INSTRUCTIONS TO FOLLOW
Every line that includes the word "trace" is to be listed.

Data items

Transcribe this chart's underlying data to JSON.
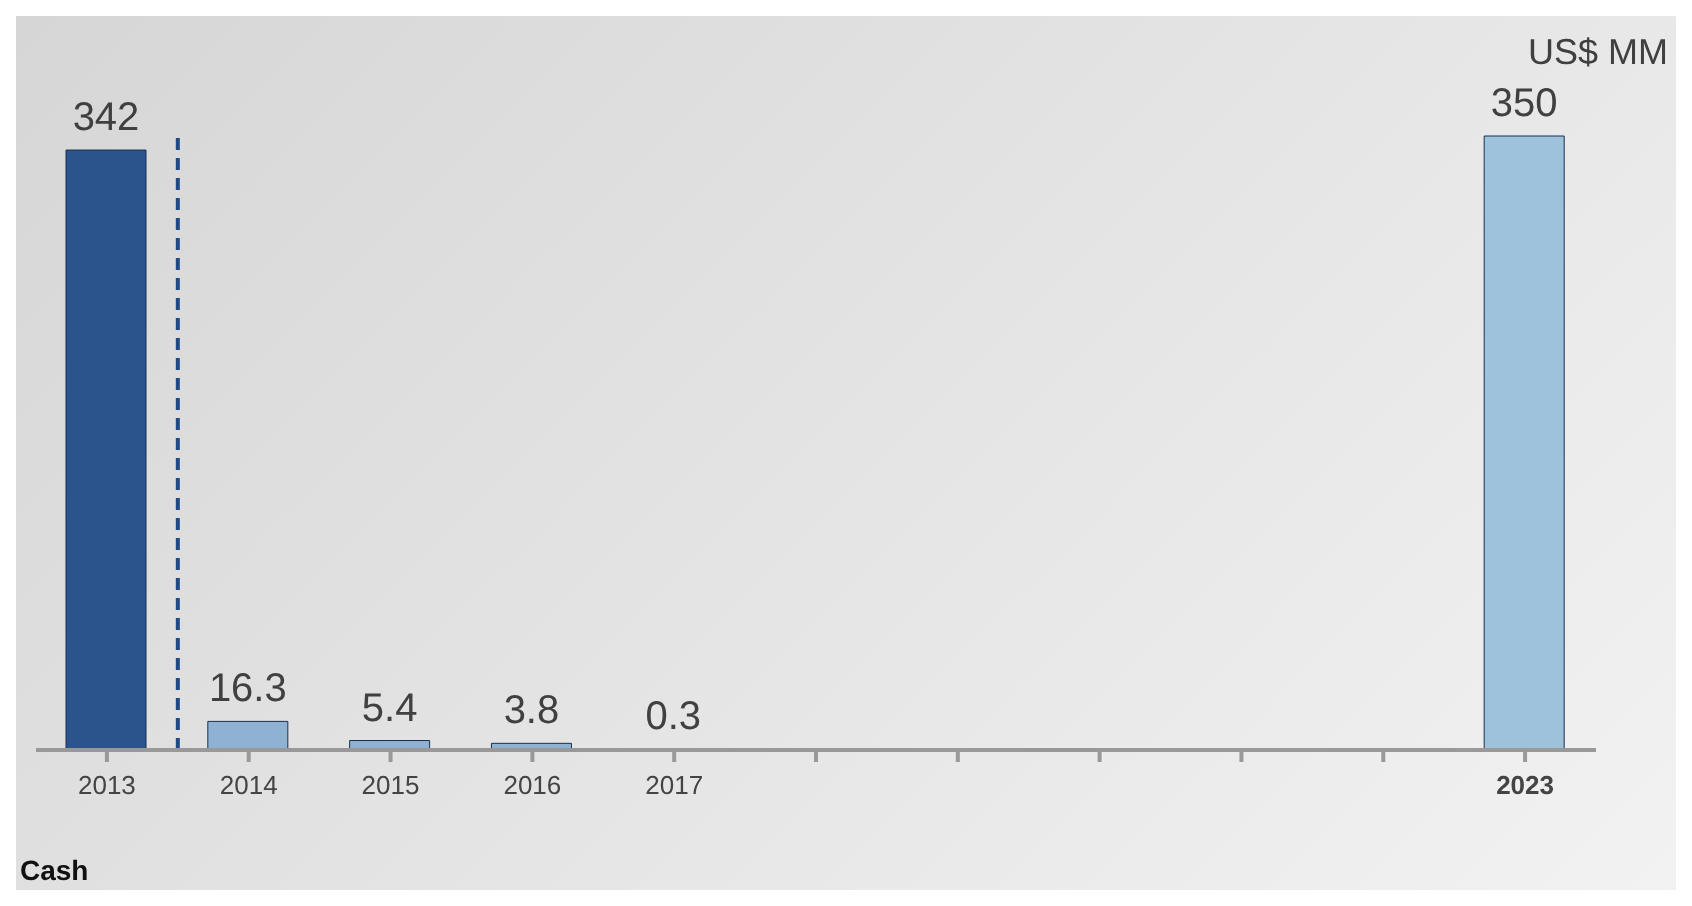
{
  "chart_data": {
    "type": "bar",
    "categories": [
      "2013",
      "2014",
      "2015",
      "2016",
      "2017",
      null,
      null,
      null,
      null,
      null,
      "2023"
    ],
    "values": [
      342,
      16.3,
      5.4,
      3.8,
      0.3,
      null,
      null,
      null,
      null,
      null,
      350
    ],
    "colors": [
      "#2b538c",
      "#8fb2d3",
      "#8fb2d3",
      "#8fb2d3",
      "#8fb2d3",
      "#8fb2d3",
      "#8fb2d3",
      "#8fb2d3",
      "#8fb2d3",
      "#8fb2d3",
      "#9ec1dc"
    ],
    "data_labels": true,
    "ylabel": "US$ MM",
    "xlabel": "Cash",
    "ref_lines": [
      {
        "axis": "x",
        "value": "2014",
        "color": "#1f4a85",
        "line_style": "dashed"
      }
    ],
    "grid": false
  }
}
...
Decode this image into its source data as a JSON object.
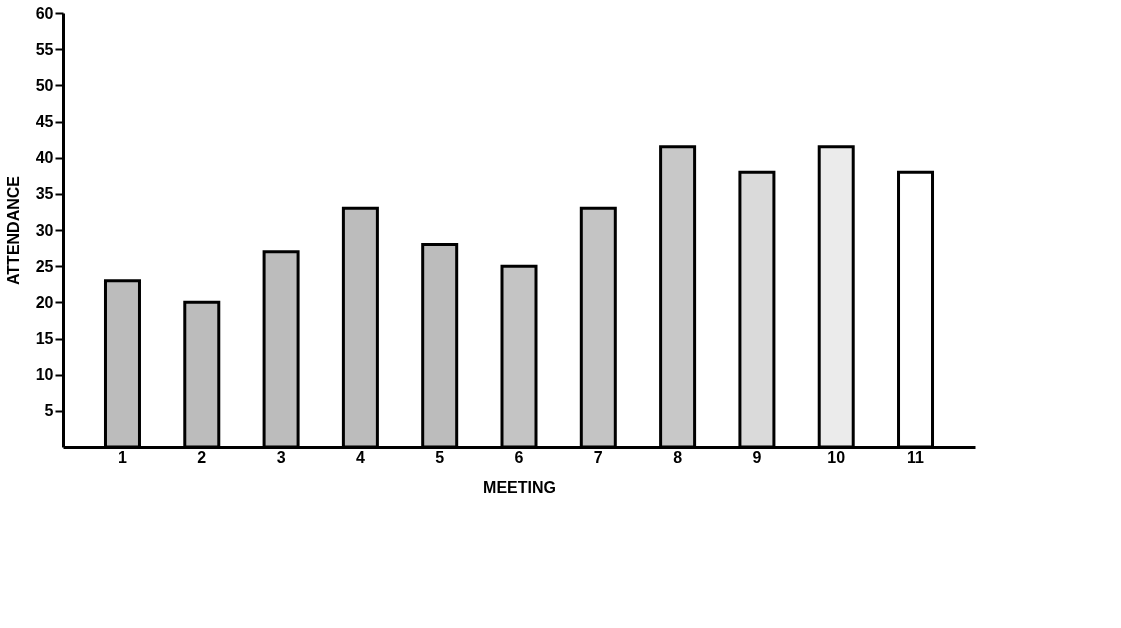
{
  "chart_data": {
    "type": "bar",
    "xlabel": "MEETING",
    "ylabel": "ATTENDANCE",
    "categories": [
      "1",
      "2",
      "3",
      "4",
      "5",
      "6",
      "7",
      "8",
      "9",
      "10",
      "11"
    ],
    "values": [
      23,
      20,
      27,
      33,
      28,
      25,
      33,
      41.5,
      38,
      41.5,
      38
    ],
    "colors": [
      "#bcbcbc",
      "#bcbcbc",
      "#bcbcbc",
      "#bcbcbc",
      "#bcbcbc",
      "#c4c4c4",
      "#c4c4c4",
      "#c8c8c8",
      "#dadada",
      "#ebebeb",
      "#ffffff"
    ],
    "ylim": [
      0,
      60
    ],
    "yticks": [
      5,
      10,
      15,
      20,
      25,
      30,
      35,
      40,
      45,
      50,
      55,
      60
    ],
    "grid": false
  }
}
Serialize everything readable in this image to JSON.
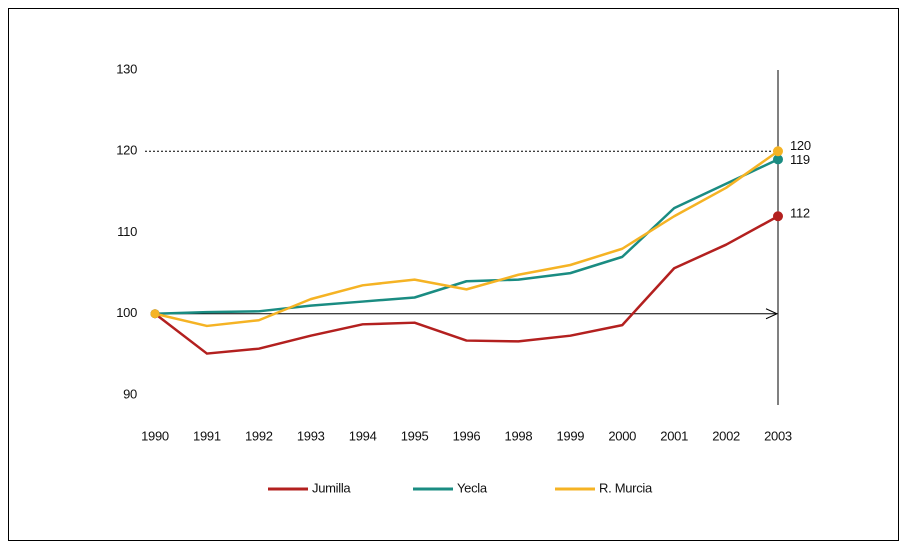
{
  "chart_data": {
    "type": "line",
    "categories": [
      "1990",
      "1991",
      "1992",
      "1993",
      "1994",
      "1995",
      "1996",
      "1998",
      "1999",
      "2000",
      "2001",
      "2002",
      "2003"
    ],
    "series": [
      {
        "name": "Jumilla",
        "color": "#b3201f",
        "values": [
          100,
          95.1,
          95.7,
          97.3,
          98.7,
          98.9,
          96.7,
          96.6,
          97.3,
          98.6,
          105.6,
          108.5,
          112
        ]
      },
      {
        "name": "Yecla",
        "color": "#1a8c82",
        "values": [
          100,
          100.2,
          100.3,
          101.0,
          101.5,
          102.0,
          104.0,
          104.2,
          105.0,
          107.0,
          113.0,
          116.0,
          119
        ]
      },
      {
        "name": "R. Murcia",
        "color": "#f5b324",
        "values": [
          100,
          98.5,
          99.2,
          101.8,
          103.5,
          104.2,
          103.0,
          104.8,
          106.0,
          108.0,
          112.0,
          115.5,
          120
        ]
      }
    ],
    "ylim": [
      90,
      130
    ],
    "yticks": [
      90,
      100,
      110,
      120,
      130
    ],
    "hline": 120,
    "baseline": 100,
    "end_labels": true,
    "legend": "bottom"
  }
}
--
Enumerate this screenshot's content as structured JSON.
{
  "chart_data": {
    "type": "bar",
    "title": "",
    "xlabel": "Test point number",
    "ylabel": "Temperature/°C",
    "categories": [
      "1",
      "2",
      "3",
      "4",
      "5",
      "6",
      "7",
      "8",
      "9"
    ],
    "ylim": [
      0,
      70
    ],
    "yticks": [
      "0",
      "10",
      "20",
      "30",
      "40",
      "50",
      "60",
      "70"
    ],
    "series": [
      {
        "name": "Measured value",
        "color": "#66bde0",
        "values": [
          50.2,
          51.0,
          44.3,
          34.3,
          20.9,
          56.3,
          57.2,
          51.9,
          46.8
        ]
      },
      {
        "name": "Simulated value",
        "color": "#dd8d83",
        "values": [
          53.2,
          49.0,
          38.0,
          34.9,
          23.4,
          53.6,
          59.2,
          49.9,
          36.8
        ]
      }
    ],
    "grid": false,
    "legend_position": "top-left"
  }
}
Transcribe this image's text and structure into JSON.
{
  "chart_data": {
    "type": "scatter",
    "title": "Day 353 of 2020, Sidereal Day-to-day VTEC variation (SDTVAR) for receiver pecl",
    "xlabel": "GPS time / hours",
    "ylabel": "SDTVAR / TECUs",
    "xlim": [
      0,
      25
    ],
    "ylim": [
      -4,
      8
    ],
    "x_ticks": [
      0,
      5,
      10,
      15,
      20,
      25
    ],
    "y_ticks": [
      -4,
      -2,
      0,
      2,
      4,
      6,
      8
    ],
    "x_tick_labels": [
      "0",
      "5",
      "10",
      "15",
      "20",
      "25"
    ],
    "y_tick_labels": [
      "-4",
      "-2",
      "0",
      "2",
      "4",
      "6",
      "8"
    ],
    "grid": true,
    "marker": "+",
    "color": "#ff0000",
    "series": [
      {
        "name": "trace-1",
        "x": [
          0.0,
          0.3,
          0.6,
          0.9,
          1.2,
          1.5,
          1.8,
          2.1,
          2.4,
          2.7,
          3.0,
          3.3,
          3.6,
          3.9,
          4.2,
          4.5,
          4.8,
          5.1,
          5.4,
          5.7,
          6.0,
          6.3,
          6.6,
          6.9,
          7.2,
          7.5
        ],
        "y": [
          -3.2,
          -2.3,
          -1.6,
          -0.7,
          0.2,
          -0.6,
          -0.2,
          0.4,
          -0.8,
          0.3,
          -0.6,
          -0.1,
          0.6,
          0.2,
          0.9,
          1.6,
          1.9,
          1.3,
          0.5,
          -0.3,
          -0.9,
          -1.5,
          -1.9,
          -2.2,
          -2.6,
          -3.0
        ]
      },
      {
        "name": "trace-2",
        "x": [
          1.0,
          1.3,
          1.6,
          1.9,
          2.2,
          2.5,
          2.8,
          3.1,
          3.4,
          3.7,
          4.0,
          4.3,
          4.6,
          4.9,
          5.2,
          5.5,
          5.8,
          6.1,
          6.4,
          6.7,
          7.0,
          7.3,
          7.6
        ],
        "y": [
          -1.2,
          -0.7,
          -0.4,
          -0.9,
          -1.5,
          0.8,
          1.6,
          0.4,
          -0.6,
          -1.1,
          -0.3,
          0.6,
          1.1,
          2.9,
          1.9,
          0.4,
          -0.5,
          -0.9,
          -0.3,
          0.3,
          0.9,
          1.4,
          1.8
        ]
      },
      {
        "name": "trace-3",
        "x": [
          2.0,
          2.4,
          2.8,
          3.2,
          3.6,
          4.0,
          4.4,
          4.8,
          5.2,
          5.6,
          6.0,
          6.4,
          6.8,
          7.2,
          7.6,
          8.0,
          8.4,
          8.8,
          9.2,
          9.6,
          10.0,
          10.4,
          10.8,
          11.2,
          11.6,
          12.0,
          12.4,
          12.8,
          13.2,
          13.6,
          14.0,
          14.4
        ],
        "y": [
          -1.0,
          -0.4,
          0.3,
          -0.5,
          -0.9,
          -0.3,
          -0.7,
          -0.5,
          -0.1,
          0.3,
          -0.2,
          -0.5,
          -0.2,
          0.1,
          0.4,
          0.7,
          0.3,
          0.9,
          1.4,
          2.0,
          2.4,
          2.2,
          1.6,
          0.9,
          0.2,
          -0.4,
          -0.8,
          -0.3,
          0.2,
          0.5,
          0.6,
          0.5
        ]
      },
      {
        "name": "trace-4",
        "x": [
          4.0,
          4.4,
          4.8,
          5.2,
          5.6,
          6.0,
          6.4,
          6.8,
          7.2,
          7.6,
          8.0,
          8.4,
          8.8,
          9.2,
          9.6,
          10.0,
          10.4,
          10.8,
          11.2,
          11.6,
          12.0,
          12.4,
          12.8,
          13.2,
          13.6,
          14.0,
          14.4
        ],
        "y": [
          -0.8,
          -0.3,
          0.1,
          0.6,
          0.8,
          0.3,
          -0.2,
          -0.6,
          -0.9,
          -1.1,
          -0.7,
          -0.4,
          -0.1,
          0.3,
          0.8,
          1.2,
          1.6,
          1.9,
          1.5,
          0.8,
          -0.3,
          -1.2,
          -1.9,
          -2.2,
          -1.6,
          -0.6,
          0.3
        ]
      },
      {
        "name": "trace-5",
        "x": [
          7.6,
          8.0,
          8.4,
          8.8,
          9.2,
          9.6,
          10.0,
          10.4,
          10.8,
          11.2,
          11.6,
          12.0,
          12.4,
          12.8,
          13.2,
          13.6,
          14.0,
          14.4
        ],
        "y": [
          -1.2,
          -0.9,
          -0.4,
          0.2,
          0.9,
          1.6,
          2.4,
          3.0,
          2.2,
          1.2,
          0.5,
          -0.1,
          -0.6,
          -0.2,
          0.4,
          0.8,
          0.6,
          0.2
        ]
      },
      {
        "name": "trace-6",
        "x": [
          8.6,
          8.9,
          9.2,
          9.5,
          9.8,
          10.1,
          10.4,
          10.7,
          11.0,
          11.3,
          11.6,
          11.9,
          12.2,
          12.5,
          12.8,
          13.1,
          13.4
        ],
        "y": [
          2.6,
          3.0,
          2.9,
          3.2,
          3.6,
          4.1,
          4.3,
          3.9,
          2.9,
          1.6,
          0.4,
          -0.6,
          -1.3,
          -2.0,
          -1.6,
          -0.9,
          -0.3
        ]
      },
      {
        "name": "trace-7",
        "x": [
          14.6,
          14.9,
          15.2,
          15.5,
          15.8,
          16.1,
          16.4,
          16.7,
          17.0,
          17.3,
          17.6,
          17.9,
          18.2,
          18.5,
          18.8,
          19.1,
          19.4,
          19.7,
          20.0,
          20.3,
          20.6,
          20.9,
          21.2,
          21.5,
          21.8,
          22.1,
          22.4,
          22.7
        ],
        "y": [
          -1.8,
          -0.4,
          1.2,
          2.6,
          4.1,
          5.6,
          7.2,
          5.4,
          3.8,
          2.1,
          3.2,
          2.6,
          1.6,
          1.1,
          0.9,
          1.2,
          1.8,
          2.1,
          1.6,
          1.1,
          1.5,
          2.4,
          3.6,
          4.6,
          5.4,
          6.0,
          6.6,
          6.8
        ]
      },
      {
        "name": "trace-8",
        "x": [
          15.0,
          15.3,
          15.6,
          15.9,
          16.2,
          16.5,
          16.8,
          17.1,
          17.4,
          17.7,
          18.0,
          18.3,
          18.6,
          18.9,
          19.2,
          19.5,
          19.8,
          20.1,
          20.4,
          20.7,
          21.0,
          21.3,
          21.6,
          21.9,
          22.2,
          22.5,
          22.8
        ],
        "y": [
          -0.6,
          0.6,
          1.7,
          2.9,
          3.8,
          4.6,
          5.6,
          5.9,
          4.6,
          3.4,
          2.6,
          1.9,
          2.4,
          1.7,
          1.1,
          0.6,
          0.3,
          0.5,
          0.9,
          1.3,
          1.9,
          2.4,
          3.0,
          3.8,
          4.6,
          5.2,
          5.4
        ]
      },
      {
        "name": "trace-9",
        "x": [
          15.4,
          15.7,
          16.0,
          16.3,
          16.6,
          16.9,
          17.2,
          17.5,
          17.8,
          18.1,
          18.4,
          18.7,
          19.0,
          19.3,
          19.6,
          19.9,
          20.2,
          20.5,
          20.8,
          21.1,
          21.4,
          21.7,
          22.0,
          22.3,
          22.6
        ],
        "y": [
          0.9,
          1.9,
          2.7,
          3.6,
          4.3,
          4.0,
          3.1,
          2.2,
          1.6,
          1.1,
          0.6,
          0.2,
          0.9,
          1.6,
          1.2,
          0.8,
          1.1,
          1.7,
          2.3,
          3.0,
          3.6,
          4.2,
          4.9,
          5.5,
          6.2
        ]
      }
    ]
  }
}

FINAL RESULT
        "name": "trace-1",
        "name": "trace-2",
        "name": "trace-3",
        "name": "trace-4",
        "name": "trace-5",
        "name": "trace-6",
        "name": "trace-7",
        "name": "trace-8",
        "name": "trace-9",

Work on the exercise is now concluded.